§ ENTRIES
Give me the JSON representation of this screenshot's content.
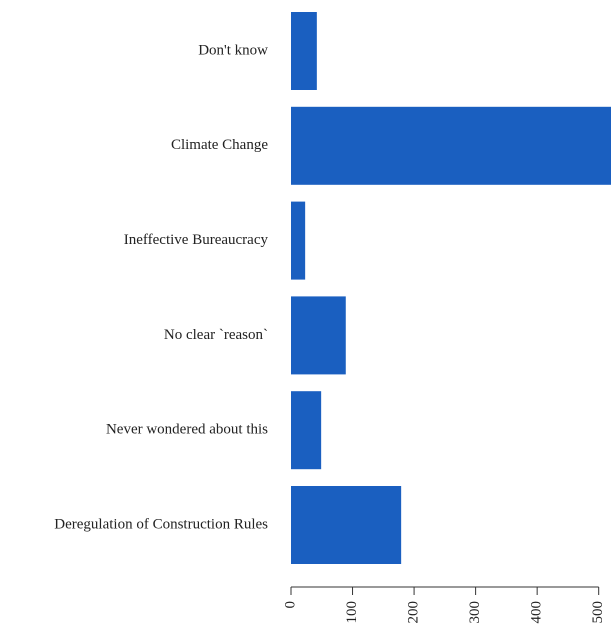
{
  "chart_data": {
    "type": "barh",
    "categories": [
      "Don't know",
      "Climate Change",
      "Ineffective Bureaucracy",
      "No clear `reason`",
      "Never wondered about this",
      "Deregulation of Construction Rules"
    ],
    "values": [
      42,
      520,
      23,
      89,
      49,
      179
    ],
    "color": "#1a5fc0",
    "xlim": [
      0,
      520
    ],
    "xticks": [
      0,
      100,
      200,
      300,
      400,
      500
    ]
  }
}
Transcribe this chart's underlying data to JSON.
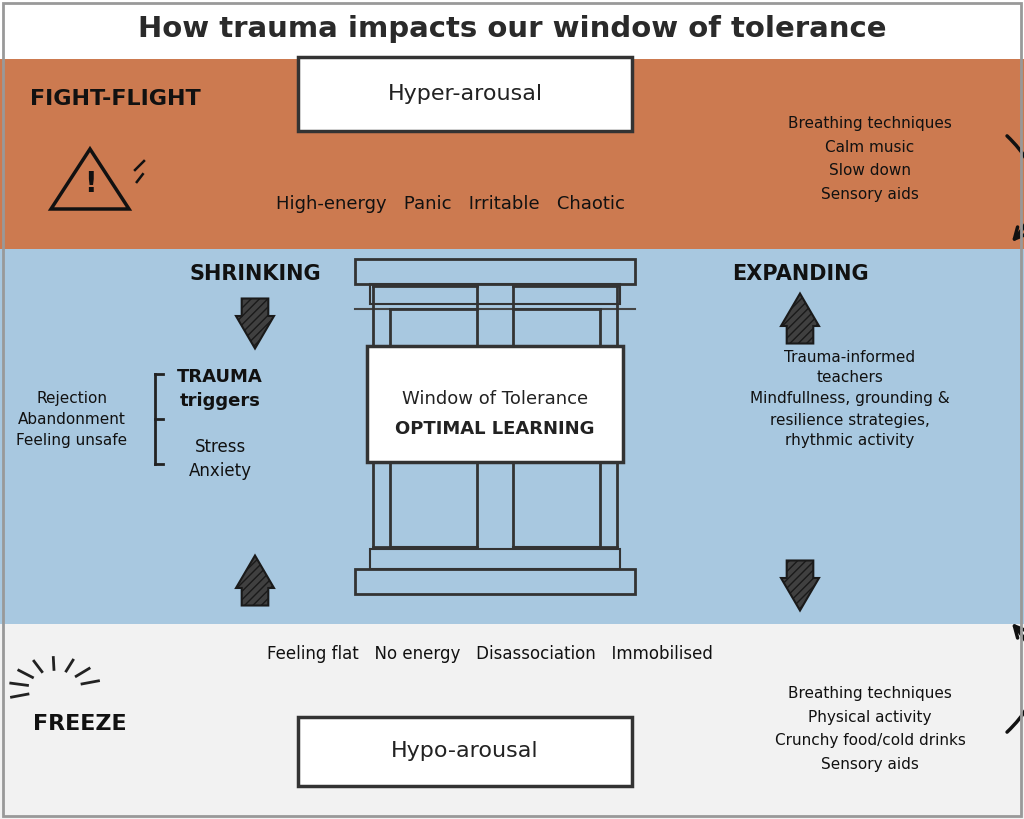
{
  "title": "How trauma impacts our window of tolerance",
  "title_fontsize": 21,
  "title_color": "#2a2a2a",
  "bg_color": "#ffffff",
  "top_band_color": "#cc7a50",
  "mid_band_color": "#a8c8e0",
  "bot_band_color": "#f2f2f2",
  "fight_flight_text": "FIGHT-FLIGHT",
  "freeze_text": "FREEZE",
  "hyper_box_text": "Hyper-arousal",
  "hypo_box_text": "Hypo-arousal",
  "window_line1": "Window of Tolerance",
  "window_line2": "OPTIMAL LEARNING",
  "top_descriptors": "High-energy   Panic   Irritable   Chaotic",
  "bot_descriptors": "Feeling flat   No energy   Disassociation   Immobilised",
  "shrinking_text": "SHRINKING",
  "expanding_text": "EXPANDING",
  "trauma_triggers_text": "TRAUMA\ntriggers",
  "stress_anxiety_text": "Stress\nAnxiety",
  "rejection_text": "Rejection\nAbandonment\nFeeling unsafe",
  "top_right_text": "Breathing techniques\nCalm music\nSlow down\nSensory aids",
  "bot_right_text": "Breathing techniques\nPhysical activity\nCrunchy food/cold drinks\nSensory aids",
  "trauma_informed_text": "Trauma-informed\nteachers\nMindfullness, grounding &\nresilience strategies,\nrhythmic activity",
  "text_dark": "#1a1a1a"
}
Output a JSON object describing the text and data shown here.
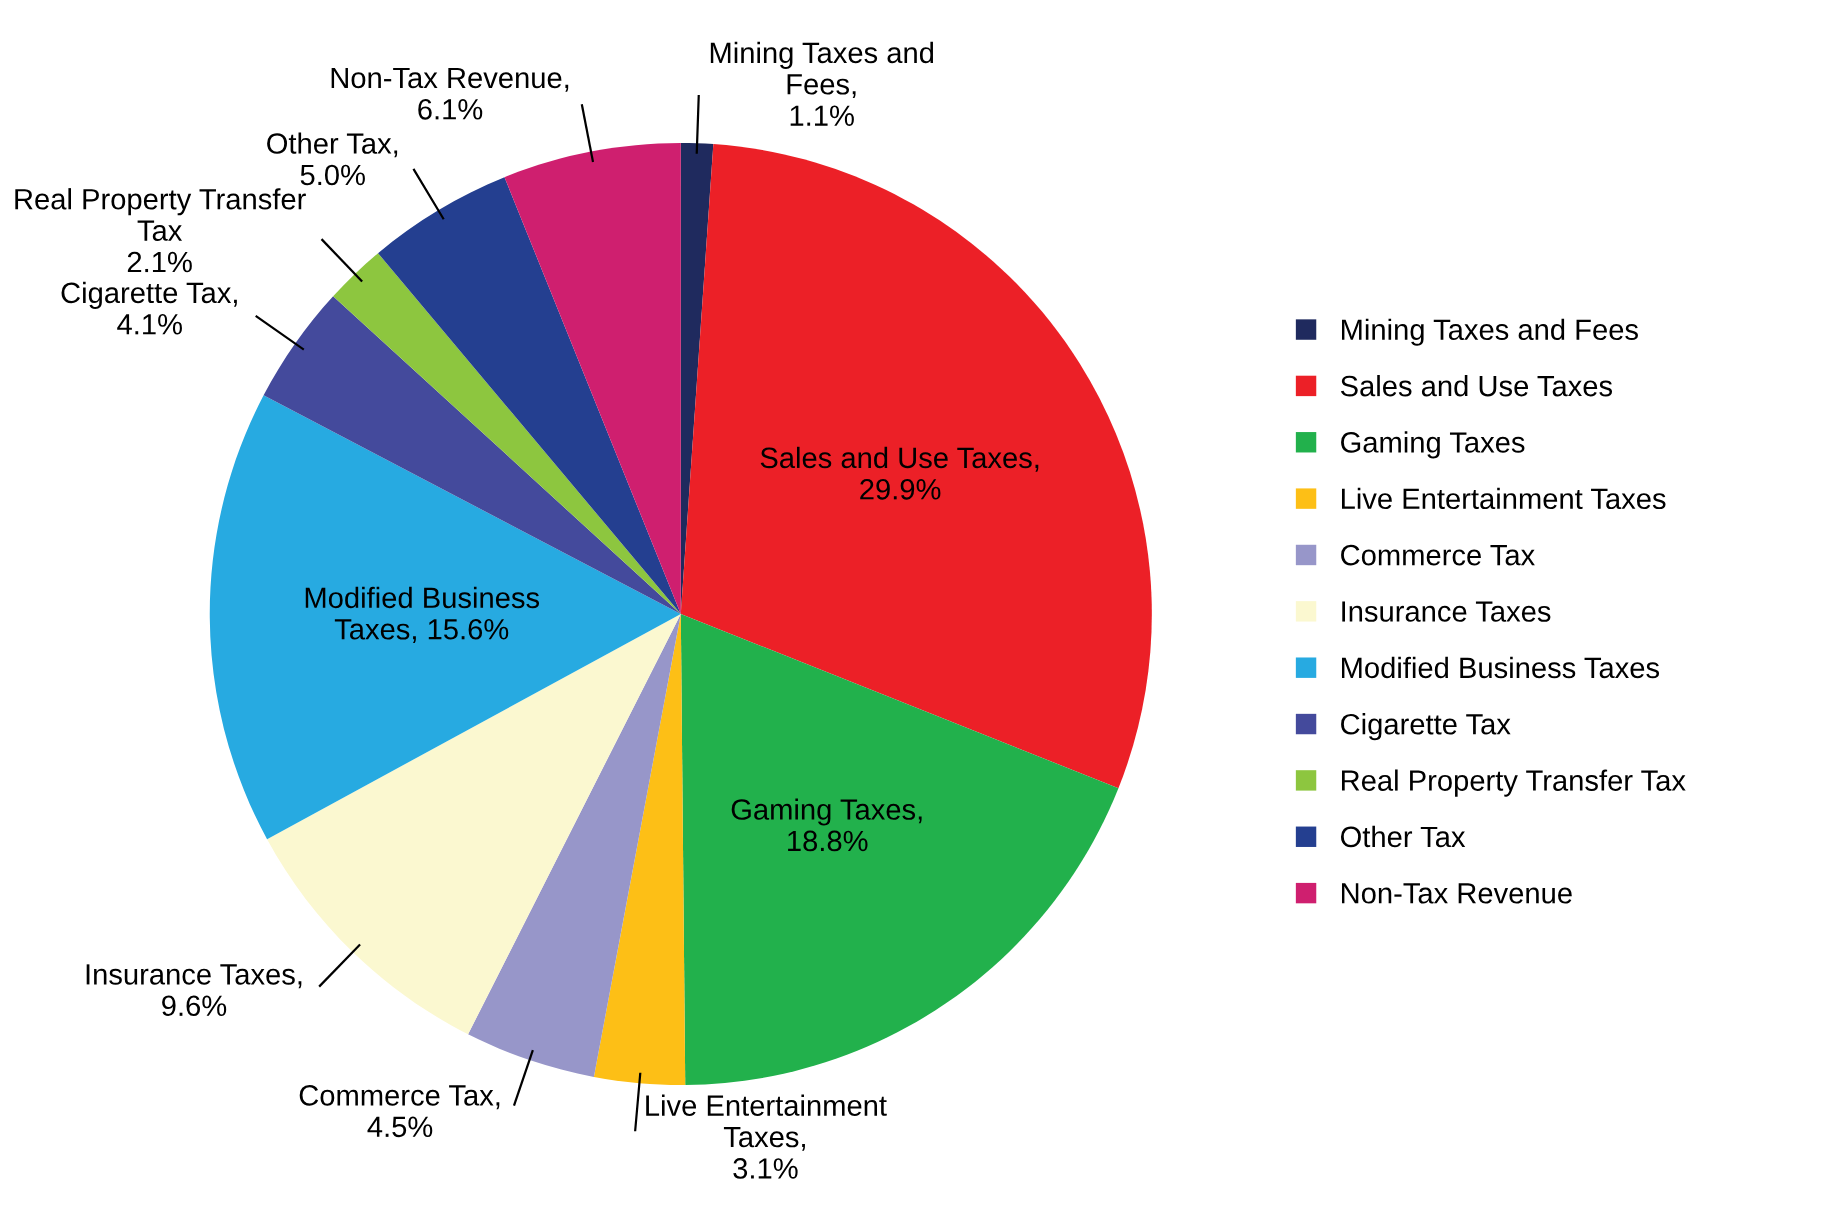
{
  "chart_data": {
    "type": "pie",
    "categories": [
      "Mining Taxes and Fees",
      "Sales and Use Taxes",
      "Gaming Taxes",
      "Live Entertainment Taxes",
      "Commerce Tax",
      "Insurance Taxes",
      "Modified Business Taxes",
      "Cigarette Tax",
      "Real Property Transfer Tax",
      "Other Tax",
      "Non-Tax Revenue"
    ],
    "values": [
      1.1,
      29.9,
      18.8,
      3.1,
      4.5,
      9.6,
      15.6,
      4.1,
      2.1,
      5.0,
      6.1
    ],
    "colors": [
      "#1f2a5e",
      "#ec2027",
      "#22b14c",
      "#fdbf16",
      "#9796c9",
      "#fbf8d0",
      "#27aae1",
      "#444a9c",
      "#8dc63f",
      "#243f90",
      "#cf1f6f"
    ],
    "value_labels": [
      "Mining Taxes and\nFees,\n1.1%",
      "Sales and Use Taxes,\n29.9%",
      "Gaming Taxes,\n18.8%",
      "Live Entertainment\nTaxes,\n3.1%",
      "Commerce Tax,\n4.5%",
      "Insurance Taxes,\n9.6%",
      "Modified Business\nTaxes, 15.6%",
      "Cigarette Tax,\n4.1%",
      "Real Property Transfer\nTax\n2.1%",
      "Other Tax,\n5.0%",
      "Non-Tax Revenue,\n6.1%"
    ],
    "legend": "right"
  }
}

§ GIVEN REQUEST
Exactly the lines from the one with "Output a JSON" through the end of the listing above are to be repeated, with no pictures.

§ TASK RESULT
Output a JSON object describing the text and data shown here.
{
  "chart_data": {
    "type": "pie",
    "categories": [
      "Mining Taxes and Fees",
      "Sales and Use Taxes",
      "Gaming Taxes",
      "Live Entertainment Taxes",
      "Commerce Tax",
      "Insurance Taxes",
      "Modified Business Taxes",
      "Cigarette Tax",
      "Real Property Transfer Tax",
      "Other Tax",
      "Non-Tax Revenue"
    ],
    "values": [
      1.1,
      29.9,
      18.8,
      3.1,
      4.5,
      9.6,
      15.6,
      4.1,
      2.1,
      5.0,
      6.1
    ],
    "colors": [
      "#1f2a5e",
      "#ec2027",
      "#22b14c",
      "#fdbf16",
      "#9796c9",
      "#fbf8d0",
      "#27aae1",
      "#444a9c",
      "#8dc63f",
      "#243f90",
      "#cf1f6f"
    ],
    "value_labels": [
      "Mining Taxes and\nFees,\n1.1%",
      "Sales and Use Taxes,\n29.9%",
      "Gaming Taxes,\n18.8%",
      "Live Entertainment\nTaxes,\n3.1%",
      "Commerce Tax,\n4.5%",
      "Insurance Taxes,\n9.6%",
      "Modified Business\nTaxes, 15.6%",
      "Cigarette Tax,\n4.1%",
      "Real Property Transfer\nTax\n2.1%",
      "Other Tax,\n5.0%",
      "Non-Tax Revenue,\n6.1%"
    ],
    "legend": "right"
  }
}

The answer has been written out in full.